Our panel explains what you should be doing to fully understand the customers coming through your contact centre.
Focus on the entire customer journey rather than quick-fire surveys
The voice of the customer needs to be about the whole customer interaction journey.
It needs to go beyond NetPromoter Scores and quick-fire surveys run at the end of calls – as these can be subjective and are impacted much more by the ultimate result of the call rather than the quality of the agent’s performance.
The voice of the customer is about bringing together real-time feedback and incorporating customer surveys. However, it also extends to real-time speech analytics, delivering real-time monitoring and coaching of all calls between agents and customers for compliance and quality assurance purposes.
It’s also about proactively addressing issues by providing agents with real-time feedback, enabling them to work alongside their managers and wider customer service teams to make the necessary adjustments.
Place equal focus on voice, email, webchat and social media
The focus should also be on more than vocal communications. The multichannel demands of customers today are driving businesses to focus on capturing interaction across all customer engagement platforms.
Therefore we are equally interested in emails, webchat, social media posts, and all aspects of traditional and digital customer communications.
This enables us to review the whole engagement from input to output and at the same time assess behavioural patterns in order to more easily identify broken processes.
With thanks to Jeremy Payne at Enghouse Interactive
Get customers to opt in to the survey before the service is delivered
Timing is everything, so a good basic guideline is to get the customer to opt in to the survey before the service is delivered.
For post-call survey technology, the application is most useful if it is provided by the same vendor that provides the ACD and call recording system, as the company can then correlate the call, the recording, and the survey.
----------------
— Task instructions —
- 1) Which communication channels does the passage's heading about equal focus name? List each one.
- 2) Copy the part of the passage that begins at the words "It’s also about" and stops after "identify broken processes.".
None of the material is needed for this work.

— Dataset records —
----------------
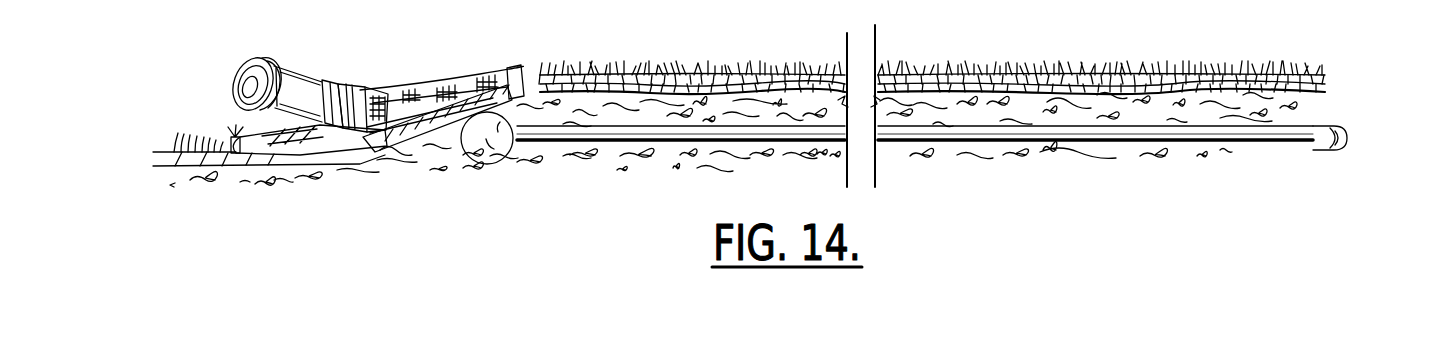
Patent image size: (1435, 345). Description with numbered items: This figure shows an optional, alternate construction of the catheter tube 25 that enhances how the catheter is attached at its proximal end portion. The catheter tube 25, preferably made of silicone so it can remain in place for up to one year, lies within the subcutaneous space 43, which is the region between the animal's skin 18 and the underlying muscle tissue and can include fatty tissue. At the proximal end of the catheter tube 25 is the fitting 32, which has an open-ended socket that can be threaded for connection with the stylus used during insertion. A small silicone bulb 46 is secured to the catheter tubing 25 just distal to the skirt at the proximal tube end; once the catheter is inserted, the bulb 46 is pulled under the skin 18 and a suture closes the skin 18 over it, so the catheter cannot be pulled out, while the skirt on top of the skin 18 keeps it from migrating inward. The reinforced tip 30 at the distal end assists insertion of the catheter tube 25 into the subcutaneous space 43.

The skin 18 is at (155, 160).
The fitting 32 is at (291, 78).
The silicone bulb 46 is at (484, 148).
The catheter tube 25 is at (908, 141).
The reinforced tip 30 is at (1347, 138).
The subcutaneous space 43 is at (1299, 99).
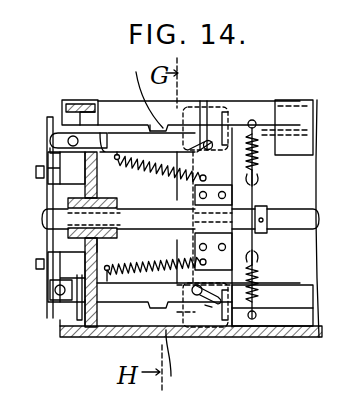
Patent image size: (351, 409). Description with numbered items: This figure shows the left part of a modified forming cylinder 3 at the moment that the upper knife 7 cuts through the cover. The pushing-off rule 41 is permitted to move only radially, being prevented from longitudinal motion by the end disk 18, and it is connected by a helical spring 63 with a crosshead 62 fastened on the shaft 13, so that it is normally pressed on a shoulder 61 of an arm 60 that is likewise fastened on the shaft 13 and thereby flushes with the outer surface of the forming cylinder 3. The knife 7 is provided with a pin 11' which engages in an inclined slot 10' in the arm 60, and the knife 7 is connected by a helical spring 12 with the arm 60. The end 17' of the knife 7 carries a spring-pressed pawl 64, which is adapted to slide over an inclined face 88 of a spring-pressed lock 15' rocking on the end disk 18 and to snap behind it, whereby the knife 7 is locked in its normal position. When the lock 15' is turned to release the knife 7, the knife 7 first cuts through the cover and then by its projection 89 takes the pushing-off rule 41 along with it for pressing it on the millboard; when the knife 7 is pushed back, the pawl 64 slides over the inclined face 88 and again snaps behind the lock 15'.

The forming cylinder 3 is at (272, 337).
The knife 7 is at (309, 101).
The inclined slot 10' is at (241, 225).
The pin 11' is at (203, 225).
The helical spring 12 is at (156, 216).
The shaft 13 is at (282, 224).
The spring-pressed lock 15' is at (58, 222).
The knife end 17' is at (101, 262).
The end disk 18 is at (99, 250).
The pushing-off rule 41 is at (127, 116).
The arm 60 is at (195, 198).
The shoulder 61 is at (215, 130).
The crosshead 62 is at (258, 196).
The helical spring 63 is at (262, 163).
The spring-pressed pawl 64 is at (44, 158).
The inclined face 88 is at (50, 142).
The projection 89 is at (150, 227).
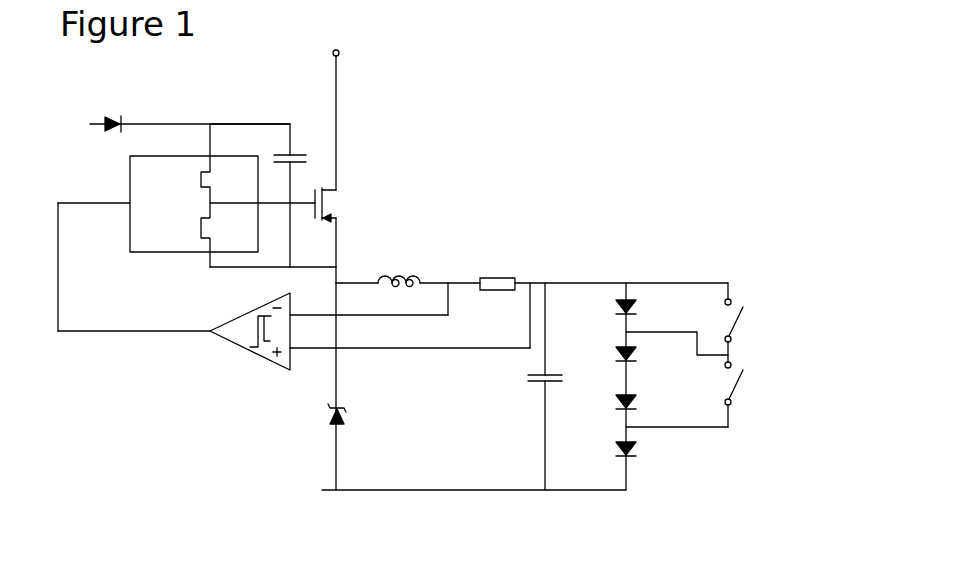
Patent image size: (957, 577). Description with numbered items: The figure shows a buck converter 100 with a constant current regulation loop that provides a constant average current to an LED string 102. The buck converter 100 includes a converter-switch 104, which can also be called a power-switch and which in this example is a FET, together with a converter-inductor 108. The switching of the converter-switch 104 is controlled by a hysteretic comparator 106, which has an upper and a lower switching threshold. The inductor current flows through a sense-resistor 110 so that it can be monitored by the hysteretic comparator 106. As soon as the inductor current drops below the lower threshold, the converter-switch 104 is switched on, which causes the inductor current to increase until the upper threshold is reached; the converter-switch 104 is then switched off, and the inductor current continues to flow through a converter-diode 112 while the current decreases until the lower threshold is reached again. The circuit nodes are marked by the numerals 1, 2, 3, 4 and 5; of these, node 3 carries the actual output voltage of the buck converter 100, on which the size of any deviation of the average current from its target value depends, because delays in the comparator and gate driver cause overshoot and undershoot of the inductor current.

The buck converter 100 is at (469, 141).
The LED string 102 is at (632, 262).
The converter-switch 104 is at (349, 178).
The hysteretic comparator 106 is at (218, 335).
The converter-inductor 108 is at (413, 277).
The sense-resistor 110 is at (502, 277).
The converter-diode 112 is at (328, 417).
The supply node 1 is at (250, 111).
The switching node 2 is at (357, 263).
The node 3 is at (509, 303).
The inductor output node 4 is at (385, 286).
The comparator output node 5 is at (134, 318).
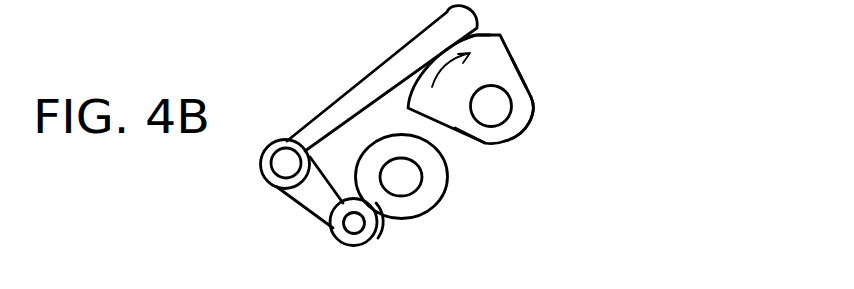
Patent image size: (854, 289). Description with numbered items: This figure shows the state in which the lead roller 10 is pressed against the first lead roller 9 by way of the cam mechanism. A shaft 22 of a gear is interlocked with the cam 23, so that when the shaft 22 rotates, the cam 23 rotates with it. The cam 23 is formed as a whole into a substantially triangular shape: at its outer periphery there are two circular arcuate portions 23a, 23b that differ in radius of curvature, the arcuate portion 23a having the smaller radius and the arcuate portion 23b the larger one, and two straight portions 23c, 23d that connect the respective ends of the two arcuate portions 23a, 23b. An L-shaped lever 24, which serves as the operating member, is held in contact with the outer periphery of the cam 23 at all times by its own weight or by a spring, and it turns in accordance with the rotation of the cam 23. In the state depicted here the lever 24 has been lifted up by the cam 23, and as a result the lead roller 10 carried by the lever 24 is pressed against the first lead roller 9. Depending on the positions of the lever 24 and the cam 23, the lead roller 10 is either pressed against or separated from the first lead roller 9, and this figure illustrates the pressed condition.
----------------
— Worked solutions —
- 1) voice, email, webchat, social media

- 2)
It’s also about proactively addressing issues by providing agents with real-time feedback, enabling them to work alongside their managers and wider customer service teams to make the necessary adjustments.
Place equal focus on voice, email, webchat and social media
The focus should also be on more than vocal communications. The multichannel demands of customers today are driving businesses to focus on capturing interaction across all customer engagement platforms.
Therefore we are equally interested in emails, webchat, social media posts, and all aspects of traditional and digital customer communications.
This enables us to review the whole engagement from input to output and at the same time assess behavioural patterns in order to more easily identify broken processes.